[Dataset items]
------------------------------

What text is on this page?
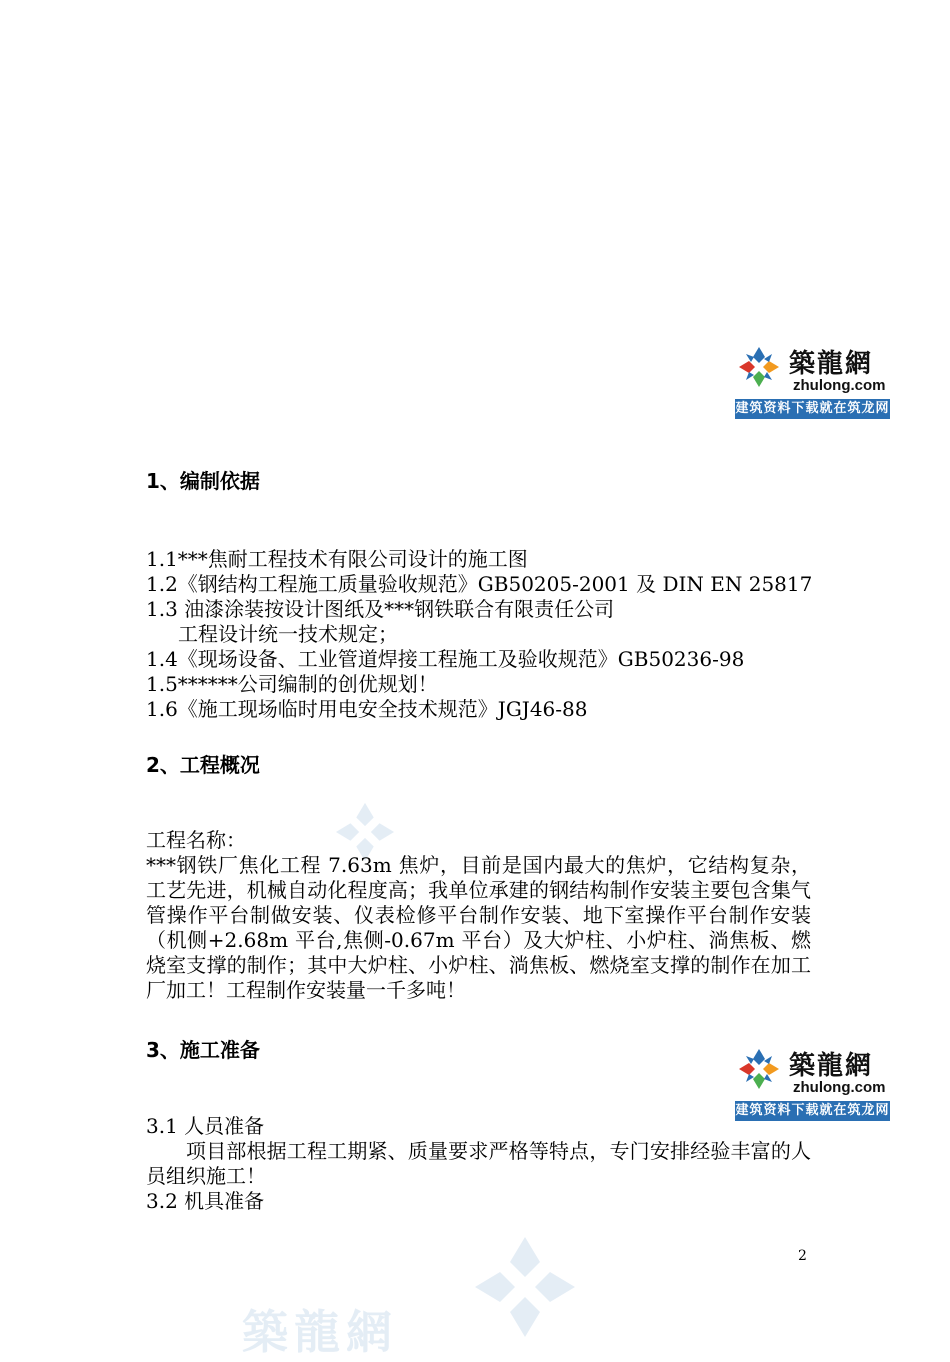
築龍網
zhulong.com
建筑资料下载就在筑龙网
1、编制依据
1.1***焦耐工程技术有限公司设计的施工图
1.2《钢结构工程施工质量验收规范》GB50205-2001 及 DIN EN 25817
1.3 油漆涂装按设计图纸及***钢铁联合有限责任公司
工程设计统一技术规定；
1.4《现场设备、工业管道焊接工程施工及验收规范》GB50236-98
1.5******公司编制的创优规划！
1.6《施工现场临时用电安全技术规范》JGJ46-88
2、工程概况
工程名称：
***钢铁厂焦化工程 7.63m 焦炉，目前是国内最大的焦炉，它结构复杂，工艺先进，机械自动化程度高；我单位承建的钢结构制作安装主要包含集气管操作平台制做安装、仪表检修平台制作安装、地下室操作平台制作安装（机侧+2.68m 平台,焦侧-0.67m 平台）及大炉柱、小炉柱、淌焦板、燃烧室支撑的制作；其中大炉柱、小炉柱、淌焦板、燃烧室支撑的制作在加工厂加工！工程制作安装量一千多吨！
3、施工准备
築龍網
zhulong.com
建筑资料下载就在筑龙网
3.1 人员准备
项目部根据工程工期紧、质量要求严格等特点，专门安排经验丰富的人员组织施工！
3.2 机具准备
2
築龍網
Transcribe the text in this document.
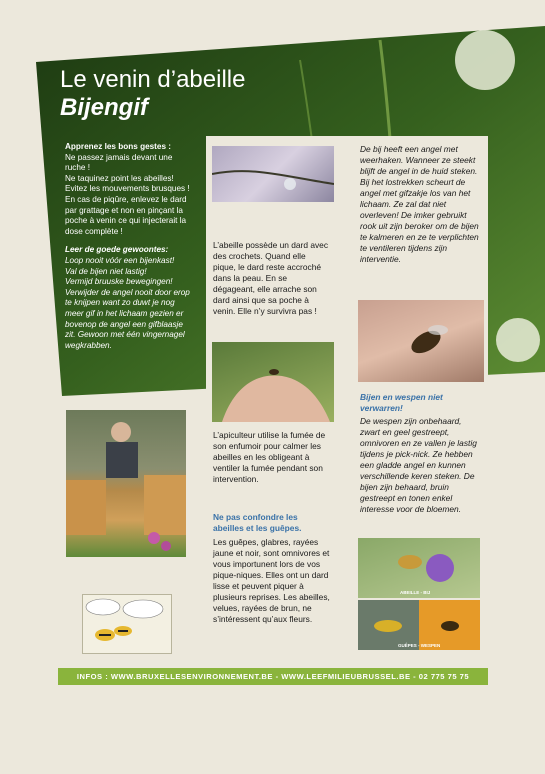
Le venin d’abeille
Bijengif

Apprenez les bons gestes :
Ne passez jamais devant une ruche !
Ne taquinez point les abeilles!
Evitez les mouvements brusques !
En cas de piqûre, enlevez le dard par grattage et non en pinçant la poche à venin ce qui injecterait la dose complète !

Leer de goede gewoontes:
Loop nooit vóór een bijenkast!
Val de bijen niet lastig!
Vermijd bruuske bewegingen!
Verwijder de angel nooit door erop te knijpen want zo duwt je nog meer gif in het lichaam gezien er bovenop de angel een gifblaasje zit. Gewoon met één vingernagel wegkrabben.

L’abeille possède un dard avec des crochets. Quand elle pique, le dard reste accroché dans la peau. En se dégageant, elle arrache son dard ainsi que sa poche à venin. Elle n’y survivra pas !
L’apiculteur utilise la fumée de son enfumoir pour calmer les abeilles en les obligeant à ventiler la fumée pendant son intervention.
Ne pas confondre les abeilles et les guêpes.
Les guêpes, glabres, rayées jaune et noir, sont omnivores et vous importunent lors de vos pique-niques. Elles ont un dard lisse et peuvent piquer à plusieurs reprises. Les abeilles, velues, rayées de brun, ne s’intéressent qu’aux fleurs.
De bij heeft een angel met weerhaken. Wanneer ze steekt blijft de angel in de huid steken. Bij het lostrekken scheurt de angel met gifzakje los van het lichaam. Ze zal dat niet overleven! De imker gebruikt rook uit zijn beroker om de bijen te kalmeren en ze te verplichten te ventileren tijdens zijn interventie.
Bijen en wespen niet verwarren!
De wespen zijn onbehaard, zwart en geel gestreept, omnivoren en ze vallen je lastig tijdens je pick-nick. Ze hebben een gladde angel en kunnen verschillende keren steken. De bijen zijn behaard, bruin gestreept en tonen enkel interesse voor de bloemen.
ABEILLE - BIJ
GUÊPES - WESPEN
INFOS : WWW.BRUXELLESENVIRONNEMENT.BE - WWW.LEEFMILIEUBRUSSEL.BE - 02 775 75 75
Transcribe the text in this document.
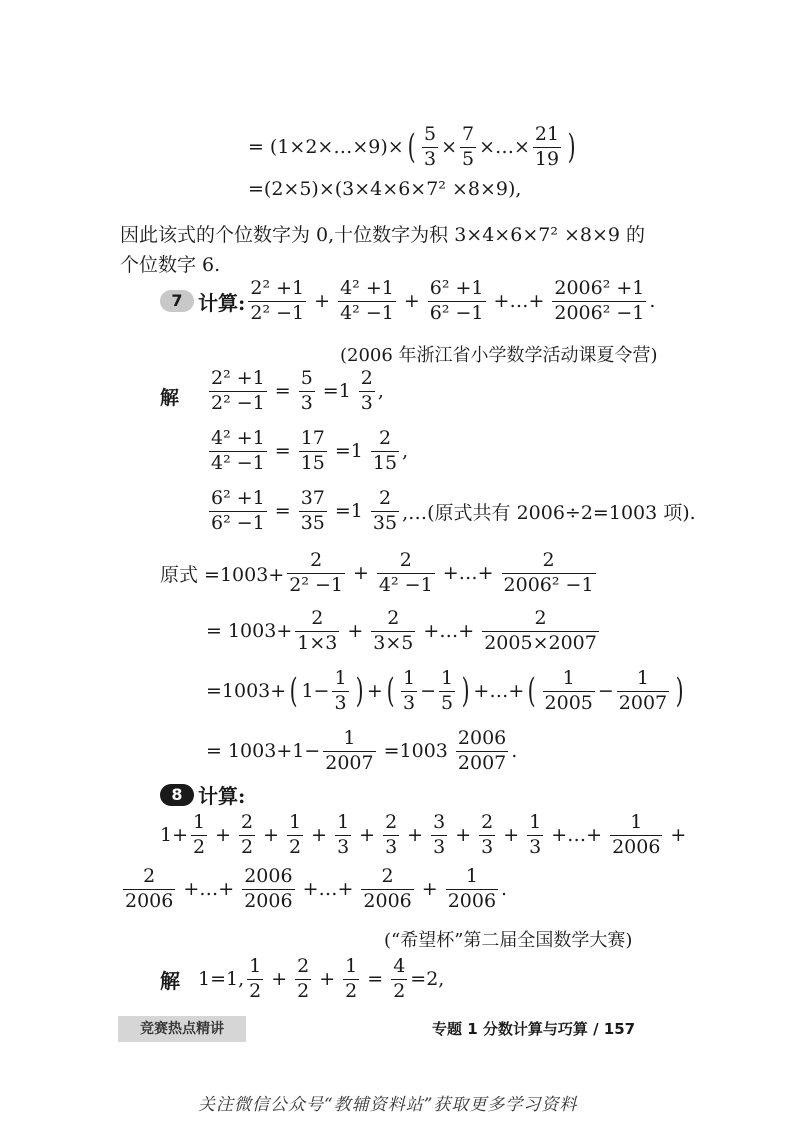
= (1×2×…×9)× ( $\frac{5}{3} \times \frac{7}{5}$ ×…× $\frac{21}{19}$ )
=(2×5)×(3×4×6×7² ×8×9),
因此该式的个位数字为 0,十位数字为积 3×4×6×7² ×8×9 的
个位数字 6.
7 计算: $\frac{\text{2² +1}}{\text{2² −1}} + \frac{\text{4² +1}}{\text{4² −1}} + \frac{\text{6² +1}}{\text{6² −1}}$ +…+ $\frac{\text{2006² +1}}{\text{2006² −1}}$ .
(2006 年浙江省小学数学活动课夏令营)
解 $\frac{\text{2² +1}}{\text{2² −1}} = \frac{5}{3} =1 \frac{2}{3}$ ,
$\frac{\text{4² +1}}{\text{4² −1}} = \frac{17}{15} =1 \frac{2}{15}$ ,
$\frac{\text{6² +1}}{\text{6² −1}} = \frac{37}{35} =1 \frac{2}{35}$ ,…(原式共有 2006÷2=1003 项).
原式 $=1003+ \frac{2}{\text{2² −1}} + \frac{2}{\text{4² −1}}$ +…+ $\frac{2}{\text{2006² −1}}$
= $1003+ \frac{2}{1\times 3} + \frac{2}{3\times 5}$ +…+ $\frac{2}{2005\times 2007}$
=1003+ ( $1- \frac{1}{3}$ ) + ( $\frac{1}{3} - \frac{1}{5}$ ) +…+ ( $\frac{1}{2005} - \frac{1}{2007}$ )
= $1003+1- \frac{1}{2007} =1003 \frac{2006}{2007}$ .
8 计算:
$1+ \frac{1}{2} + \frac{2}{2} + \frac{1}{2} + \frac{1}{3} + \frac{2}{3} + \frac{3}{3} + \frac{2}{3} + \frac{1}{3}$ +…+ $\frac{1}{2006}$ +
$\frac{2}{2006}$ +…+ $\frac{2006}{2006}$ +…+ $\frac{2}{2006} + \frac{1}{2006}$ .
(“希望杯”第二届全国数学大赛)
解 1=1, $\frac{1}{2} + \frac{2}{2} + \frac{1}{2} = \frac{4}{2} =2$,
竞赛热点精讲	专题 1 分数计算与巧算 / 157
关注微信公众号“教辅资料站”获取更多学习资料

------------------------------

Task directions:
Reproduce each entry precisely, dropping only the pictures.

Result of this exercise:
What text is on this page?
築龍網
zhulong.com
建筑资料下载就在筑龙网
1、编制依据
1.1***焦耐工程技术有限公司设计的施工图
1.2《钢结构工程施工质量验收规范》GB50205-2001 及 DIN EN 25817
1.3 油漆涂装按设计图纸及***钢铁联合有限责任公司
工程设计统一技术规定；
1.4《现场设备、工业管道焊接工程施工及验收规范》GB50236-98
1.5******公司编制的创优规划！
1.6《施工现场临时用电安全技术规范》JGJ46-88
2、工程概况
工程名称：
***钢铁厂焦化工程 7.63m 焦炉，目前是国内最大的焦炉，它结构复杂，工艺先进，机械自动化程度高；我单位承建的钢结构制作安装主要包含集气管操作平台制做安装、仪表检修平台制作安装、地下室操作平台制作安装（机侧+2.68m 平台,焦侧-0.67m 平台）及大炉柱、小炉柱、淌焦板、燃烧室支撑的制作；其中大炉柱、小炉柱、淌焦板、燃烧室支撑的制作在加工厂加工！工程制作安装量一千多吨！
3、施工准备
築龍網
zhulong.com
建筑资料下载就在筑龙网
3.1 人员准备
项目部根据工程工期紧、质量要求严格等特点，专门安排经验丰富的人员组织施工！
3.2 机具准备
2
築龍網
Transcribe the text in this document.
Le venin d’abeille
Bijengif

Apprenez les bons gestes :
Ne passez jamais devant une ruche !
Ne taquinez point les abeilles!
Evitez les mouvements brusques !
En cas de piqûre, enlevez le dard par grattage et non en pinçant la poche à venin ce qui injecterait la dose complète !

Leer de goede gewoontes:
Loop nooit vóór een bijenkast!
Val de bijen niet lastig!
Vermijd bruuske bewegingen!
Verwijder de angel nooit door erop te knijpen want zo duwt je nog meer gif in het lichaam gezien er bovenop de angel een gifblaasje zit. Gewoon met één vingernagel wegkrabben.

L’abeille possède un dard avec des crochets. Quand elle pique, le dard reste accroché dans la peau. En se dégageant, elle arrache son dard ainsi que sa poche à venin. Elle n’y survivra pas !
L’apiculteur utilise la fumée de son enfumoir pour calmer les abeilles en les obligeant à ventiler la fumée pendant son intervention.
Ne pas confondre les abeilles et les guêpes.
Les guêpes, glabres, rayées jaune et noir, sont omnivores et vous importunent lors de vos pique-niques. Elles ont un dard lisse et peuvent piquer à plusieurs reprises. Les abeilles, velues, rayées de brun, ne s’intéressent qu’aux fleurs.
De bij heeft een angel met weerhaken. Wanneer ze steekt blijft de angel in de huid steken. Bij het lostrekken scheurt de angel met gifzakje los van het lichaam. Ze zal dat niet overleven! De imker gebruikt rook uit zijn beroker om de bijen te kalmeren en ze te verplichten te ventileren tijdens zijn interventie.
Bijen en wespen niet verwarren!
De wespen zijn onbehaard, zwart en geel gestreept, omnivoren en ze vallen je lastig tijdens je pick-nick. Ze hebben een gladde angel en kunnen verschillende keren steken. De bijen zijn behaard, bruin gestreept en tonen enkel interesse voor de bloemen.
ABEILLE - BIJ
GUÊPES - WESPEN
INFOS : WWW.BRUXELLESENVIRONNEMENT.BE - WWW.LEEFMILIEUBRUSSEL.BE - 02 775 75 75
Transcribe the text in this document.
= (1×2×…×9)× ( $\frac{5}{3} \times \frac{7}{5}$ ×…× $\frac{21}{19}$ )
=(2×5)×(3×4×6×7² ×8×9),
因此该式的个位数字为 0,十位数字为积 3×4×6×7² ×8×9 的
个位数字 6.
7 计算: $\frac{\text{2² +1}}{\text{2² −1}} + \frac{\text{4² +1}}{\text{4² −1}} + \frac{\text{6² +1}}{\text{6² −1}}$ +…+ $\frac{\text{2006² +1}}{\text{2006² −1}}$ .
(2006 年浙江省小学数学活动课夏令营)
解 $\frac{\text{2² +1}}{\text{2² −1}} = \frac{5}{3} =1 \frac{2}{3}$ ,
$\frac{\text{4² +1}}{\text{4² −1}} = \frac{17}{15} =1 \frac{2}{15}$ ,
$\frac{\text{6² +1}}{\text{6² −1}} = \frac{37}{35} =1 \frac{2}{35}$ ,…(原式共有 2006÷2=1003 项).
原式 $=1003+ \frac{2}{\text{2² −1}} + \frac{2}{\text{4² −1}}$ +…+ $\frac{2}{\text{2006² −1}}$
= $1003+ \frac{2}{1\times 3} + \frac{2}{3\times 5}$ +…+ $\frac{2}{2005\times 2007}$
=1003+ ( $1- \frac{1}{3}$ ) + ( $\frac{1}{3} - \frac{1}{5}$ ) +…+ ( $\frac{1}{2005} - \frac{1}{2007}$ )
= $1003+1- \frac{1}{2007} =1003 \frac{2006}{2007}$ .
8 计算:
$1+ \frac{1}{2} + \frac{2}{2} + \frac{1}{2} + \frac{1}{3} + \frac{2}{3} + \frac{3}{3} + \frac{2}{3} + \frac{1}{3}$ +…+ $\frac{1}{2006}$ +
$\frac{2}{2006}$ +…+ $\frac{2006}{2006}$ +…+ $\frac{2}{2006} + \frac{1}{2006}$ .
(“希望杯”第二届全国数学大赛)
解 1=1, $\frac{1}{2} + \frac{2}{2} + \frac{1}{2} = \frac{4}{2} =2$,
竞赛热点精讲	专题 1 分数计算与巧算 / 157
关注微信公众号“教辅资料站”获取更多学习资料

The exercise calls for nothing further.